TASK PROMPT:
Copy each line of the records that contains the word "flow".

PROVIDED ENTRIES:
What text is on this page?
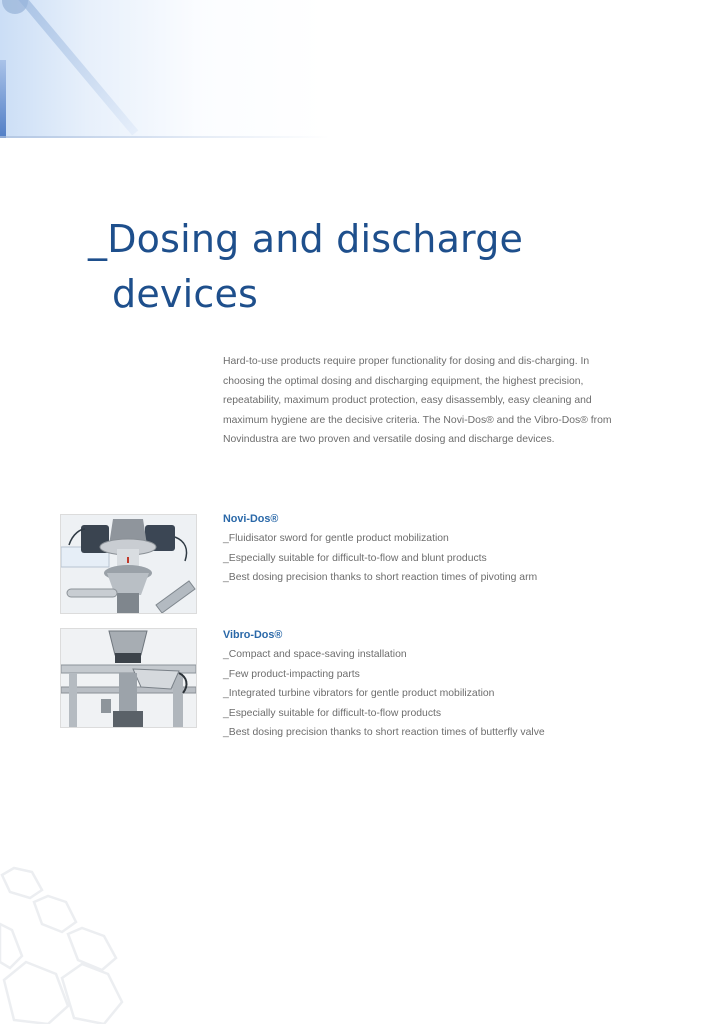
_Dosing and discharge
devices

Hard-to-use products require proper functionality for dosing and dis-charging. In choosing the optimal dosing and discharging equipment, the highest precision, repeatability, maximum product protection, easy disassembly, easy cleaning and maximum hygiene are the decisive criteria. The Novi-Dos® and the Vibro-Dos® from Novindustra are two proven and versatile dosing and discharge devices.

Novi-Dos®
_Fluidisator sword for gentle product mobilization
_Especially suitable for difficult-to-flow and blunt products
_Best dosing precision thanks to short reaction times of pivoting arm
Vibro-Dos®
_Compact and space-saving installation
_Few product-impacting parts
_Integrated turbine vibrators for gentle product mobilization
_Especially suitable for difficult-to-flow products
_Best dosing precision thanks to short reaction times of butterfly valve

TASK SOLUTION:
_Especially suitable for difficult-to-flow and blunt products
_Especially suitable for difficult-to-flow products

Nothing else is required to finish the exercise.